Gather all lines in the entries below that include the word "deveria".
• • • •
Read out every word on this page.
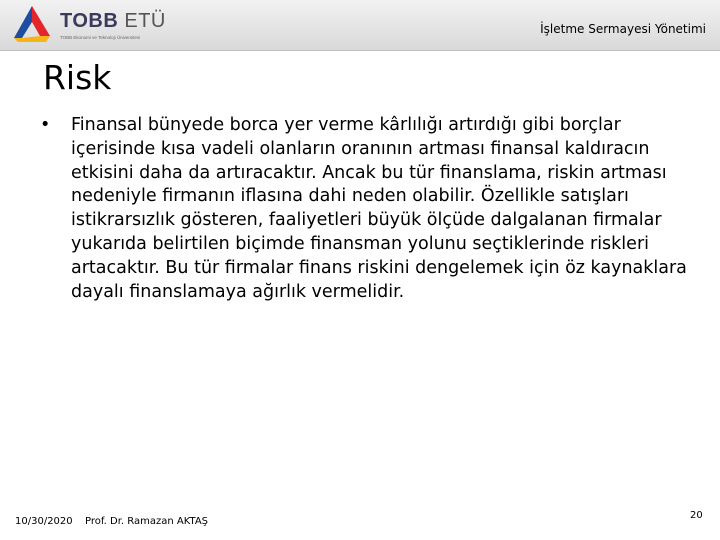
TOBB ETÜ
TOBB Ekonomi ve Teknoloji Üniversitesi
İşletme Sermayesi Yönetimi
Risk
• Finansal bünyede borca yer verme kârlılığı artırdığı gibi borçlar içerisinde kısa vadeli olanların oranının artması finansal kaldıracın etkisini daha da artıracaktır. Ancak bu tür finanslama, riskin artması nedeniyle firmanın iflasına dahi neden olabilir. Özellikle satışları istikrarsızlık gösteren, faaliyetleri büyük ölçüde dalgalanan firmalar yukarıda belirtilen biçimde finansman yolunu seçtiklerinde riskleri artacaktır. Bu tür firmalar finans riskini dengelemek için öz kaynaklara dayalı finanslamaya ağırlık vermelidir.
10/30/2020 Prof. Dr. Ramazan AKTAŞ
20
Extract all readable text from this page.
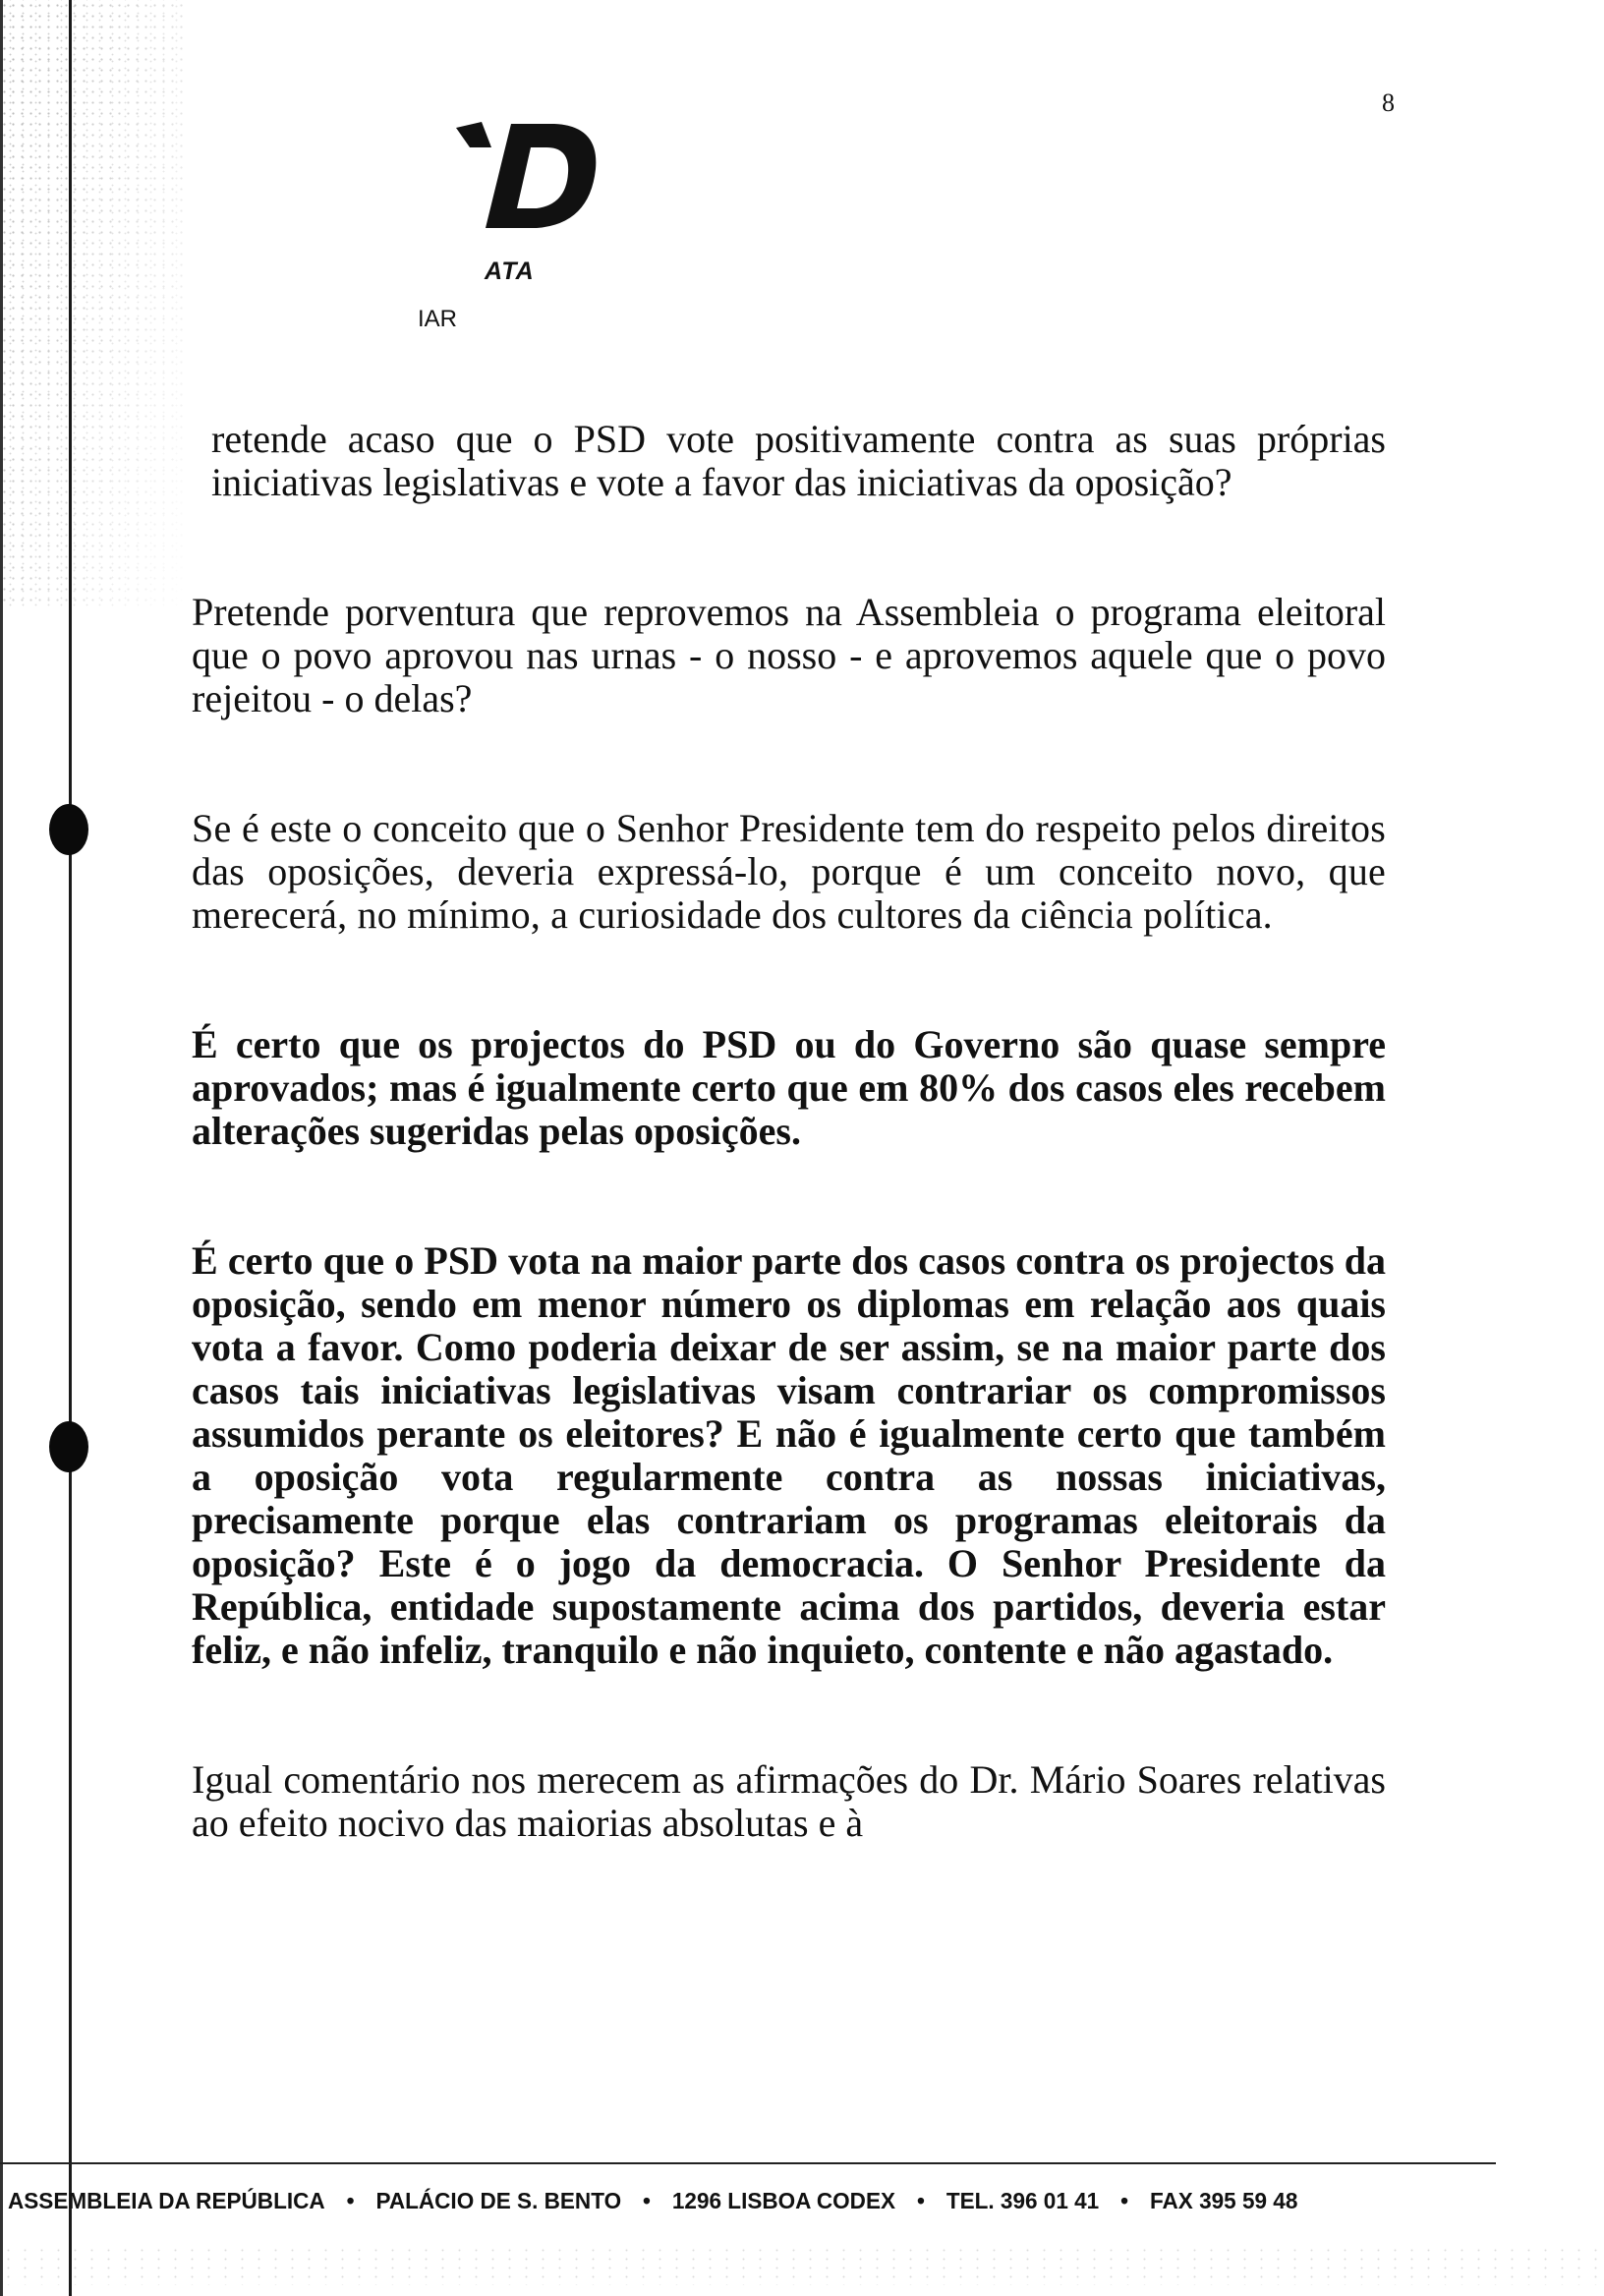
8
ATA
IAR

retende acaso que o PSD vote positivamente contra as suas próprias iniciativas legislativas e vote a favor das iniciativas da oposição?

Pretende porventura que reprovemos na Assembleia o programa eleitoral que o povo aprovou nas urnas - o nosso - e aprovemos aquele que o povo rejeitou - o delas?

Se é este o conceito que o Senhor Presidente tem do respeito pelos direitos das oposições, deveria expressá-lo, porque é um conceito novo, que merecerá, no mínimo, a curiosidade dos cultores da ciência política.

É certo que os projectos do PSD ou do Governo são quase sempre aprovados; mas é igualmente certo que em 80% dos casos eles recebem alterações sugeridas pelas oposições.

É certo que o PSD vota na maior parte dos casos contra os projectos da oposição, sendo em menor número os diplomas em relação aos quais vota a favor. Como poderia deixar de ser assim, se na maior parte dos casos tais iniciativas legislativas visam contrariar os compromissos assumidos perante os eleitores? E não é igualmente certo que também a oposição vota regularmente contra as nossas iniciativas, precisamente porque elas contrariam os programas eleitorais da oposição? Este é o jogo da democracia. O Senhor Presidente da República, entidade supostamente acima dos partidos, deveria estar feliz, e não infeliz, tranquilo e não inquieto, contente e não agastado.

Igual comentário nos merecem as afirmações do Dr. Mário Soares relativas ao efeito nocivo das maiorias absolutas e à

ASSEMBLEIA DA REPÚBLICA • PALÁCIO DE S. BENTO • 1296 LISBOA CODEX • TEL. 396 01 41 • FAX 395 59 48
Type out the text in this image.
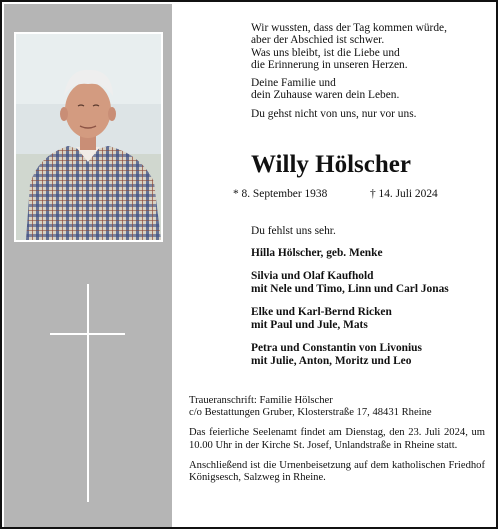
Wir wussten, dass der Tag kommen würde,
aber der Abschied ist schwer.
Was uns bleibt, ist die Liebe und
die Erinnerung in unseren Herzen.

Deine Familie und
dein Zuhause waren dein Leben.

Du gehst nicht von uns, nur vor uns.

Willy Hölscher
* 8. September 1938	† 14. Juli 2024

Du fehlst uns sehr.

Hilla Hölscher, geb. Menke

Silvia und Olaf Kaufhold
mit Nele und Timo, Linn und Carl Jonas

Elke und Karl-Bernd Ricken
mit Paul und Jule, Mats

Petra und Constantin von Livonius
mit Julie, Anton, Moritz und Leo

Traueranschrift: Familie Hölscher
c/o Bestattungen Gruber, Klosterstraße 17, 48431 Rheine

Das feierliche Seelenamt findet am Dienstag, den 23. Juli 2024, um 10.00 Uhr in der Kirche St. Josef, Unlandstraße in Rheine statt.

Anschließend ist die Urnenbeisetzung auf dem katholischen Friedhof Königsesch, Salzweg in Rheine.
• • • •
**Reply:**
Se é este o conceito que o Senhor Presidente tem do respeito pelos direitos das oposições, deveria expressá-lo, porque é um conceito novo, que merecerá, no mínimo, a curiosidade dos cultores da ciência política.
É certo que o PSD vota na maior parte dos casos contra os projectos da oposição, sendo em menor número os diplomas em relação aos quais vota a favor. Como poderia deixar de ser assim, se na maior parte dos casos tais iniciativas legislativas visam contrariar os compromissos assumidos perante os eleitores? E não é igualmente certo que também a oposição vota regularmente contra as nossas iniciativas, precisamente porque elas contrariam os programas eleitorais da oposição? Este é o jogo da democracia. O Senhor Presidente da República, entidade supostamente acima dos partidos, deveria estar feliz, e não infeliz, tranquilo e não inquieto, contente e não agastado.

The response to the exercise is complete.